** Instructions for the task **
Would you write out the entries below, every one of them, exactly?

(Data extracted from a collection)
---*---

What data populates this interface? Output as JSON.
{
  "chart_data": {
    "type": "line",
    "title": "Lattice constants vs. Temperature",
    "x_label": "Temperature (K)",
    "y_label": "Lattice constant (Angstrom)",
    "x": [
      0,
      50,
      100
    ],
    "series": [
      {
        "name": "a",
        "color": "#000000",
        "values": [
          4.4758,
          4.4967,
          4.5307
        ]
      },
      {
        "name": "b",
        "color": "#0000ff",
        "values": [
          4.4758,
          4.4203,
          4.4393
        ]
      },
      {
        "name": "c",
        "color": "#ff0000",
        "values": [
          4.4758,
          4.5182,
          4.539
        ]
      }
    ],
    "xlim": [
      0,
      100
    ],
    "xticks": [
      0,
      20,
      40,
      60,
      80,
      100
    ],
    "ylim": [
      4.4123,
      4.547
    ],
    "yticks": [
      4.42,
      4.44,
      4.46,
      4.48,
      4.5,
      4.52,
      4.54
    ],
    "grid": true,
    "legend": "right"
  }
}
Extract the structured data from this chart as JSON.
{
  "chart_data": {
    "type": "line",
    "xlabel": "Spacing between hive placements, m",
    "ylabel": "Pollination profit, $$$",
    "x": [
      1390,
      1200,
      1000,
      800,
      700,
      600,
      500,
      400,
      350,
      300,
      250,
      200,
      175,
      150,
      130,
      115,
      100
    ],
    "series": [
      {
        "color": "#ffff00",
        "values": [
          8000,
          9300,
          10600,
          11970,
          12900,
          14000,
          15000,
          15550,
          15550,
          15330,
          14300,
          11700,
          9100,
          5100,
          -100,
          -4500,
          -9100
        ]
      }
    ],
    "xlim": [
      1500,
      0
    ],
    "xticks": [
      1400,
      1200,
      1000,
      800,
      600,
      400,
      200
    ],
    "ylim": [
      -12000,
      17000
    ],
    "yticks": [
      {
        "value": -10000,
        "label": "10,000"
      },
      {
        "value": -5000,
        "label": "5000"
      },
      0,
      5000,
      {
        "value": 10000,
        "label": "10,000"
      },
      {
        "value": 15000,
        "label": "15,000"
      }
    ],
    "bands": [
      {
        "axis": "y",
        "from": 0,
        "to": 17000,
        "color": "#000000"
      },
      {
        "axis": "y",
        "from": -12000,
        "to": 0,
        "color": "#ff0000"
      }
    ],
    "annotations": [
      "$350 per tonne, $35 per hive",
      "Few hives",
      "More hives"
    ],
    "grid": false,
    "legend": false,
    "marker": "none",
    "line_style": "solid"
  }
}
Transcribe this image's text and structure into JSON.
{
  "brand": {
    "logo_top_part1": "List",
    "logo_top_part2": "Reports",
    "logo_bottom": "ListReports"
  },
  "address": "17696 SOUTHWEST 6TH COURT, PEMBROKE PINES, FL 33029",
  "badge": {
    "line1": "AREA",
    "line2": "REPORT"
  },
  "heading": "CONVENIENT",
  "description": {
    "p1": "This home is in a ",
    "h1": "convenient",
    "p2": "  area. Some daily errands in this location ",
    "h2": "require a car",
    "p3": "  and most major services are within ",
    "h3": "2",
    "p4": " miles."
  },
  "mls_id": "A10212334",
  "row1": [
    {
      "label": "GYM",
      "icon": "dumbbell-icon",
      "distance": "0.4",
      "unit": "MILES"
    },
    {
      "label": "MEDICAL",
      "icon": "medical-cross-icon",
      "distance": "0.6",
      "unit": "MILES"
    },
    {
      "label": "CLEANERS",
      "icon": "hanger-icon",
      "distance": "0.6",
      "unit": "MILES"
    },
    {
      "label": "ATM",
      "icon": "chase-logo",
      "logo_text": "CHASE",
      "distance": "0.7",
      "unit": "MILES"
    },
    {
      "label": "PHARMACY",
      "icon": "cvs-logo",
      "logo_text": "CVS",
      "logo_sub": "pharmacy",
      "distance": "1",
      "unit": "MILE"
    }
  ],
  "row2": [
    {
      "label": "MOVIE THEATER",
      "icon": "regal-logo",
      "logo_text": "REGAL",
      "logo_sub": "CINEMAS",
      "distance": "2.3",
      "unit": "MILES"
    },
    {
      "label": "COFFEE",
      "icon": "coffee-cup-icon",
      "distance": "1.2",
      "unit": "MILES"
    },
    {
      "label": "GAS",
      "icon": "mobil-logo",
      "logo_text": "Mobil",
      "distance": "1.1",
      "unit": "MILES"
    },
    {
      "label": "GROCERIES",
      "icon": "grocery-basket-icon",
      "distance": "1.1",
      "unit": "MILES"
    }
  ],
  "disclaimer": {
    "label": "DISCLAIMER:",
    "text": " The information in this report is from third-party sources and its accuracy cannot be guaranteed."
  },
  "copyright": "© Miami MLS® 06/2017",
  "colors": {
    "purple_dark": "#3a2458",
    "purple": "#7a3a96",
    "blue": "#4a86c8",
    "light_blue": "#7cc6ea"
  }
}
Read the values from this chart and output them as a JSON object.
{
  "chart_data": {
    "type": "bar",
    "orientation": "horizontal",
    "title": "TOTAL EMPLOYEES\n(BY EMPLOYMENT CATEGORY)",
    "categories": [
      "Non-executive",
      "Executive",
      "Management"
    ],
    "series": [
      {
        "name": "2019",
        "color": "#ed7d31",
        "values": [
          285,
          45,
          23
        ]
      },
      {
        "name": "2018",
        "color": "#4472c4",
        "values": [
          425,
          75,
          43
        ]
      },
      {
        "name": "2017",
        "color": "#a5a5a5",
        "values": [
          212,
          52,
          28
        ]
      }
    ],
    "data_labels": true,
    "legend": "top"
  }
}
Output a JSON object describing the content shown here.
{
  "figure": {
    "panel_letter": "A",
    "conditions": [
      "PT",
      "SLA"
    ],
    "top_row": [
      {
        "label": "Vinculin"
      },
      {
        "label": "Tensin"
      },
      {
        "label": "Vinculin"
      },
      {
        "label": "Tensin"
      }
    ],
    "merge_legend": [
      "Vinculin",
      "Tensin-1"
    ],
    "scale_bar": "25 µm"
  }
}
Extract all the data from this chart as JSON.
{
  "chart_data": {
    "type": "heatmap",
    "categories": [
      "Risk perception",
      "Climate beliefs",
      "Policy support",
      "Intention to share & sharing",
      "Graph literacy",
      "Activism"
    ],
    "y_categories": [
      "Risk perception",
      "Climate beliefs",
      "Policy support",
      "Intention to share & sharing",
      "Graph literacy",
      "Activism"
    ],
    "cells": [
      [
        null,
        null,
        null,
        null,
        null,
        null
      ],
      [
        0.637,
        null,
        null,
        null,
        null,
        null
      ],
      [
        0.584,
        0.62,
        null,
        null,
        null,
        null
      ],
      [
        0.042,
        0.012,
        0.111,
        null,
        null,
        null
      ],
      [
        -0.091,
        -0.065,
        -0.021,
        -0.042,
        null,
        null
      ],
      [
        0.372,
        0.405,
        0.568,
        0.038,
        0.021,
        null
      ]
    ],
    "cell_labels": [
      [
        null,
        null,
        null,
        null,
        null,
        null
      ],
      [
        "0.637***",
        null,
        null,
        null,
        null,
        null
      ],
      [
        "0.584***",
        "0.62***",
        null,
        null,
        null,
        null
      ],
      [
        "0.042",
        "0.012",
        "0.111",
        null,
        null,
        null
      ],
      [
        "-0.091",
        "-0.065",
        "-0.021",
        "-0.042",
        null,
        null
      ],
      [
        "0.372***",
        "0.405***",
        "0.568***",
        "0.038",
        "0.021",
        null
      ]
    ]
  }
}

---*---

** The reply **
What data populates this interface? Output as JSON.
{
  "chart_data": {
    "type": "line",
    "title": "Lattice constants vs. Temperature",
    "x_label": "Temperature (K)",
    "y_label": "Lattice constant (Angstrom)",
    "x": [
      0,
      50,
      100
    ],
    "series": [
      {
        "name": "a",
        "color": "#000000",
        "values": [
          4.4758,
          4.4967,
          4.5307
        ]
      },
      {
        "name": "b",
        "color": "#0000ff",
        "values": [
          4.4758,
          4.4203,
          4.4393
        ]
      },
      {
        "name": "c",
        "color": "#ff0000",
        "values": [
          4.4758,
          4.5182,
          4.539
        ]
      }
    ],
    "xlim": [
      0,
      100
    ],
    "xticks": [
      0,
      20,
      40,
      60,
      80,
      100
    ],
    "ylim": [
      4.4123,
      4.547
    ],
    "yticks": [
      4.42,
      4.44,
      4.46,
      4.48,
      4.5,
      4.52,
      4.54
    ],
    "grid": true,
    "legend": "right"
  }
}
Extract the structured data from this chart as JSON.
{
  "chart_data": {
    "type": "line",
    "xlabel": "Spacing between hive placements, m",
    "ylabel": "Pollination profit, $$$",
    "x": [
      1390,
      1200,
      1000,
      800,
      700,
      600,
      500,
      400,
      350,
      300,
      250,
      200,
      175,
      150,
      130,
      115,
      100
    ],
    "series": [
      {
        "color": "#ffff00",
        "values": [
          8000,
          9300,
          10600,
          11970,
          12900,
          14000,
          15000,
          15550,
          15550,
          15330,
          14300,
          11700,
          9100,
          5100,
          -100,
          -4500,
          -9100
        ]
      }
    ],
    "xlim": [
      1500,
      0
    ],
    "xticks": [
      1400,
      1200,
      1000,
      800,
      600,
      400,
      200
    ],
    "ylim": [
      -12000,
      17000
    ],
    "yticks": [
      {
        "value": -10000,
        "label": "10,000"
      },
      {
        "value": -5000,
        "label": "5000"
      },
      0,
      5000,
      {
        "value": 10000,
        "label": "10,000"
      },
      {
        "value": 15000,
        "label": "15,000"
      }
    ],
    "bands": [
      {
        "axis": "y",
        "from": 0,
        "to": 17000,
        "color": "#000000"
      },
      {
        "axis": "y",
        "from": -12000,
        "to": 0,
        "color": "#ff0000"
      }
    ],
    "annotations": [
      "$350 per tonne, $35 per hive",
      "Few hives",
      "More hives"
    ],
    "grid": false,
    "legend": false,
    "marker": "none",
    "line_style": "solid"
  }
}
Transcribe this image's text and structure into JSON.
{
  "brand": {
    "logo_top_part1": "List",
    "logo_top_part2": "Reports",
    "logo_bottom": "ListReports"
  },
  "address": "17696 SOUTHWEST 6TH COURT, PEMBROKE PINES, FL 33029",
  "badge": {
    "line1": "AREA",
    "line2": "REPORT"
  },
  "heading": "CONVENIENT",
  "description": {
    "p1": "This home is in a ",
    "h1": "convenient",
    "p2": "  area. Some daily errands in this location ",
    "h2": "require a car",
    "p3": "  and most major services are within ",
    "h3": "2",
    "p4": " miles."
  },
  "mls_id": "A10212334",
  "row1": [
    {
      "label": "GYM",
      "icon": "dumbbell-icon",
      "distance": "0.4",
      "unit": "MILES"
    },
    {
      "label": "MEDICAL",
      "icon": "medical-cross-icon",
      "distance": "0.6",
      "unit": "MILES"
    },
    {
      "label": "CLEANERS",
      "icon": "hanger-icon",
      "distance": "0.6",
      "unit": "MILES"
    },
    {
      "label": "ATM",
      "icon": "chase-logo",
      "logo_text": "CHASE",
      "distance": "0.7",
      "unit": "MILES"
    },
    {
      "label": "PHARMACY",
      "icon": "cvs-logo",
      "logo_text": "CVS",
      "logo_sub": "pharmacy",
      "distance": "1",
      "unit": "MILE"
    }
  ],
  "row2": [
    {
      "label": "MOVIE THEATER",
      "icon": "regal-logo",
      "logo_text": "REGAL",
      "logo_sub": "CINEMAS",
      "distance": "2.3",
      "unit": "MILES"
    },
    {
      "label": "COFFEE",
      "icon": "coffee-cup-icon",
      "distance": "1.2",
      "unit": "MILES"
    },
    {
      "label": "GAS",
      "icon": "mobil-logo",
      "logo_text": "Mobil",
      "distance": "1.1",
      "unit": "MILES"
    },
    {
      "label": "GROCERIES",
      "icon": "grocery-basket-icon",
      "distance": "1.1",
      "unit": "MILES"
    }
  ],
  "disclaimer": {
    "label": "DISCLAIMER:",
    "text": " The information in this report is from third-party sources and its accuracy cannot be guaranteed."
  },
  "copyright": "© Miami MLS® 06/2017",
  "colors": {
    "purple_dark": "#3a2458",
    "purple": "#7a3a96",
    "blue": "#4a86c8",
    "light_blue": "#7cc6ea"
  }
}
Read the values from this chart and output them as a JSON object.
{
  "chart_data": {
    "type": "bar",
    "orientation": "horizontal",
    "title": "TOTAL EMPLOYEES\n(BY EMPLOYMENT CATEGORY)",
    "categories": [
      "Non-executive",
      "Executive",
      "Management"
    ],
    "series": [
      {
        "name": "2019",
        "color": "#ed7d31",
        "values": [
          285,
          45,
          23
        ]
      },
      {
        "name": "2018",
        "color": "#4472c4",
        "values": [
          425,
          75,
          43
        ]
      },
      {
        "name": "2017",
        "color": "#a5a5a5",
        "values": [
          212,
          52,
          28
        ]
      }
    ],
    "data_labels": true,
    "legend": "top"
  }
}
Output a JSON object describing the content shown here.
{
  "figure": {
    "panel_letter": "A",
    "conditions": [
      "PT",
      "SLA"
    ],
    "top_row": [
      {
        "label": "Vinculin"
      },
      {
        "label": "Tensin"
      },
      {
        "label": "Vinculin"
      },
      {
        "label": "Tensin"
      }
    ],
    "merge_legend": [
      "Vinculin",
      "Tensin-1"
    ],
    "scale_bar": "25 µm"
  }
}
Extract all the data from this chart as JSON.
{
  "chart_data": {
    "type": "heatmap",
    "categories": [
      "Risk perception",
      "Climate beliefs",
      "Policy support",
      "Intention to share & sharing",
      "Graph literacy",
      "Activism"
    ],
    "y_categories": [
      "Risk perception",
      "Climate beliefs",
      "Policy support",
      "Intention to share & sharing",
      "Graph literacy",
      "Activism"
    ],
    "cells": [
      [
        null,
        null,
        null,
        null,
        null,
        null
      ],
      [
        0.637,
        null,
        null,
        null,
        null,
        null
      ],
      [
        0.584,
        0.62,
        null,
        null,
        null,
        null
      ],
      [
        0.042,
        0.012,
        0.111,
        null,
        null,
        null
      ],
      [
        -0.091,
        -0.065,
        -0.021,
        -0.042,
        null,
        null
      ],
      [
        0.372,
        0.405,
        0.568,
        0.038,
        0.021,
        null
      ]
    ],
    "cell_labels": [
      [
        null,
        null,
        null,
        null,
        null,
        null
      ],
      [
        "0.637***",
        null,
        null,
        null,
        null,
        null
      ],
      [
        "0.584***",
        "0.62***",
        null,
        null,
        null,
        null
      ],
      [
        "0.042",
        "0.012",
        "0.111",
        null,
        null,
        null
      ],
      [
        "-0.091",
        "-0.065",
        "-0.021",
        "-0.042",
        null,
        null
      ],
      [
        "0.372***",
        "0.405***",
        "0.568***",
        "0.038",
        "0.021",
        null
      ]
    ]
  }
}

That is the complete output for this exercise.